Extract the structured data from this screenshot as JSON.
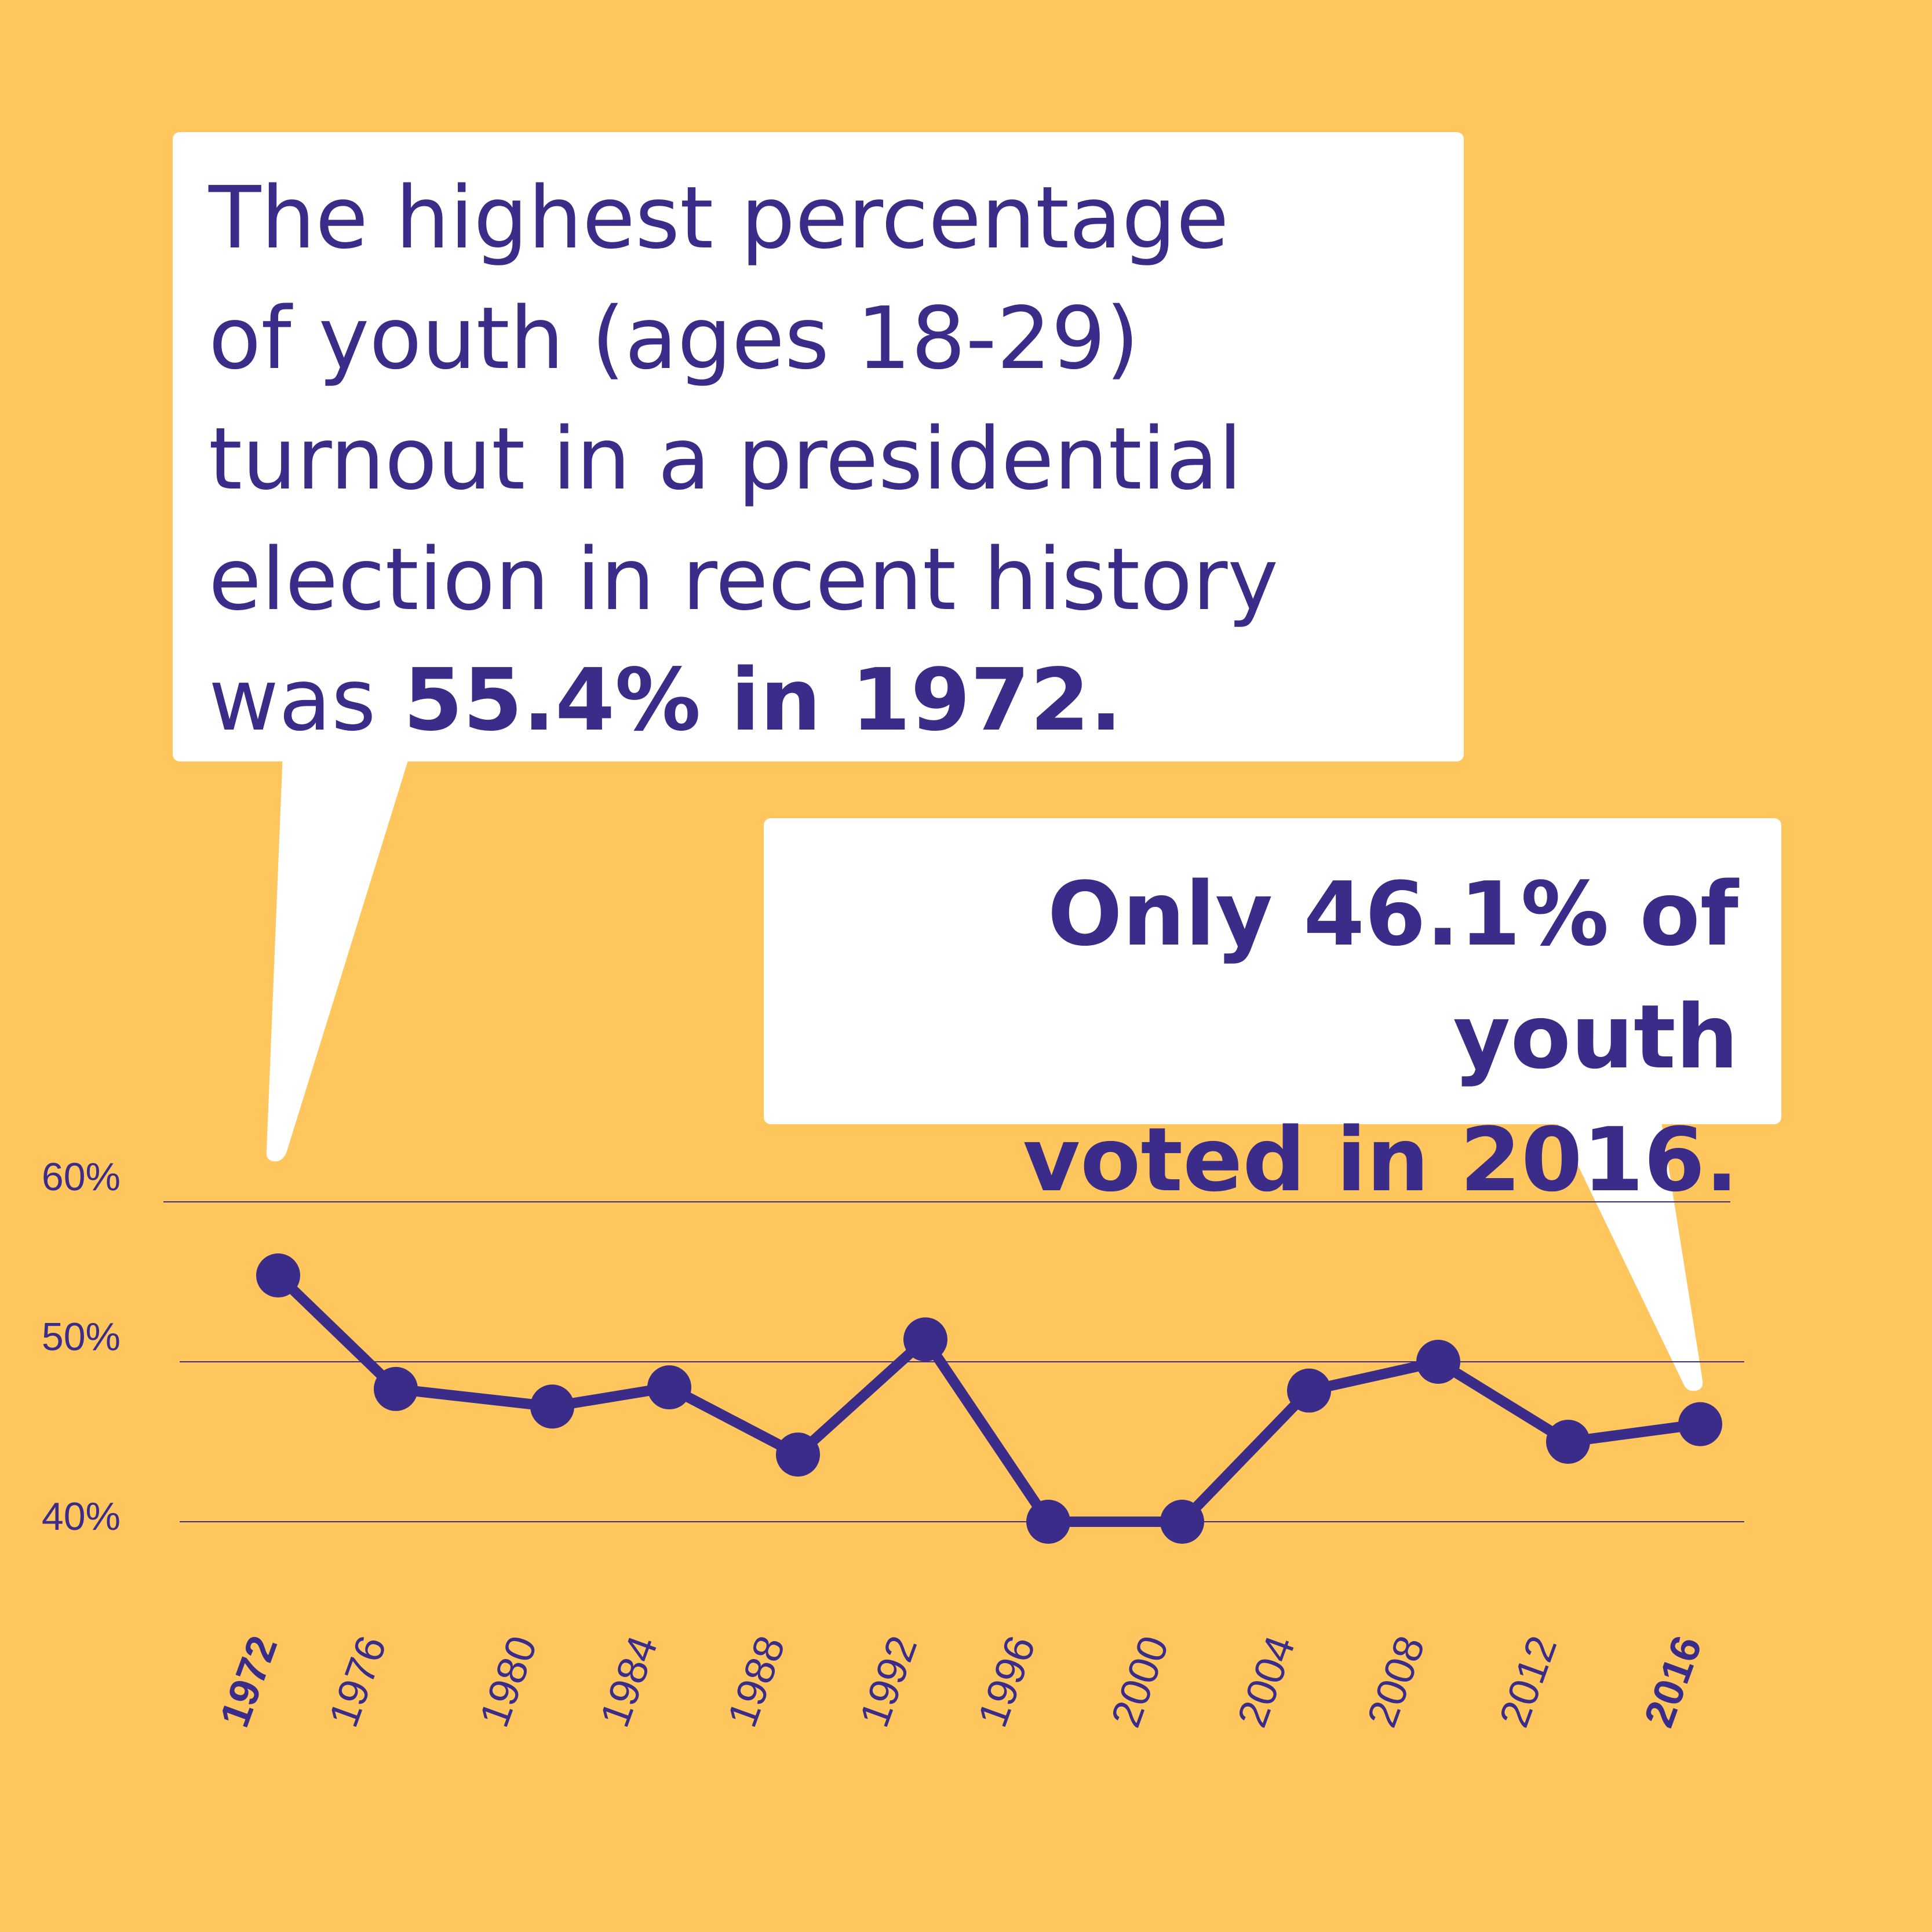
{
  "colors": {
    "background": "#FFC65E",
    "accent": "#3A2C88",
    "callout_fill": "#FFFFFF"
  },
  "callout_1": {
    "line1": "The highest percentage",
    "line2": "of youth (ages 18-29)",
    "line3": "turnout in a presidential",
    "line4": "election in recent history",
    "line5_prefix": "was ",
    "line5_bold": "55.4% in 1972."
  },
  "callout_2": {
    "line1": "Only 46.1% of youth",
    "line2": "voted in 2016."
  },
  "chart_data": {
    "type": "line",
    "title": "",
    "xlabel": "",
    "ylabel": "",
    "categories": [
      "1972",
      "1976",
      "1980",
      "1984",
      "1988",
      "1992",
      "1996",
      "2000",
      "2004",
      "2008",
      "2012",
      "2016"
    ],
    "highlighted_categories": [
      "1972",
      "2016"
    ],
    "series": [
      {
        "values": [
          55.4,
          48.3,
          47.2,
          48.4,
          44.2,
          51.4,
          40.0,
          40.0,
          48.2,
          50.0,
          45.0,
          46.1
        ]
      }
    ],
    "yticks": [
      40,
      50,
      60
    ],
    "ytick_labels": [
      "40%",
      "50%",
      "60%"
    ],
    "ylim": [
      40,
      60
    ],
    "grid": true,
    "legend": "none"
  }
}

* **WORK TO BE COMPLETED**
Without the pictures, extract every entry verbatim.

* **EXERCISE SOLUTION**
Extract the structured data from this screenshot as JSON.
{
  "colors": {
    "background": "#FFC65E",
    "accent": "#3A2C88",
    "callout_fill": "#FFFFFF"
  },
  "callout_1": {
    "line1": "The highest percentage",
    "line2": "of youth (ages 18-29)",
    "line3": "turnout in a presidential",
    "line4": "election in recent history",
    "line5_prefix": "was ",
    "line5_bold": "55.4% in 1972."
  },
  "callout_2": {
    "line1": "Only 46.1% of youth",
    "line2": "voted in 2016."
  },
  "chart_data": {
    "type": "line",
    "title": "",
    "xlabel": "",
    "ylabel": "",
    "categories": [
      "1972",
      "1976",
      "1980",
      "1984",
      "1988",
      "1992",
      "1996",
      "2000",
      "2004",
      "2008",
      "2012",
      "2016"
    ],
    "highlighted_categories": [
      "1972",
      "2016"
    ],
    "series": [
      {
        "values": [
          55.4,
          48.3,
          47.2,
          48.4,
          44.2,
          51.4,
          40.0,
          40.0,
          48.2,
          50.0,
          45.0,
          46.1
        ]
      }
    ],
    "yticks": [
      40,
      50,
      60
    ],
    "ytick_labels": [
      "40%",
      "50%",
      "60%"
    ],
    "ylim": [
      40,
      60
    ],
    "grid": true,
    "legend": "none"
  }
}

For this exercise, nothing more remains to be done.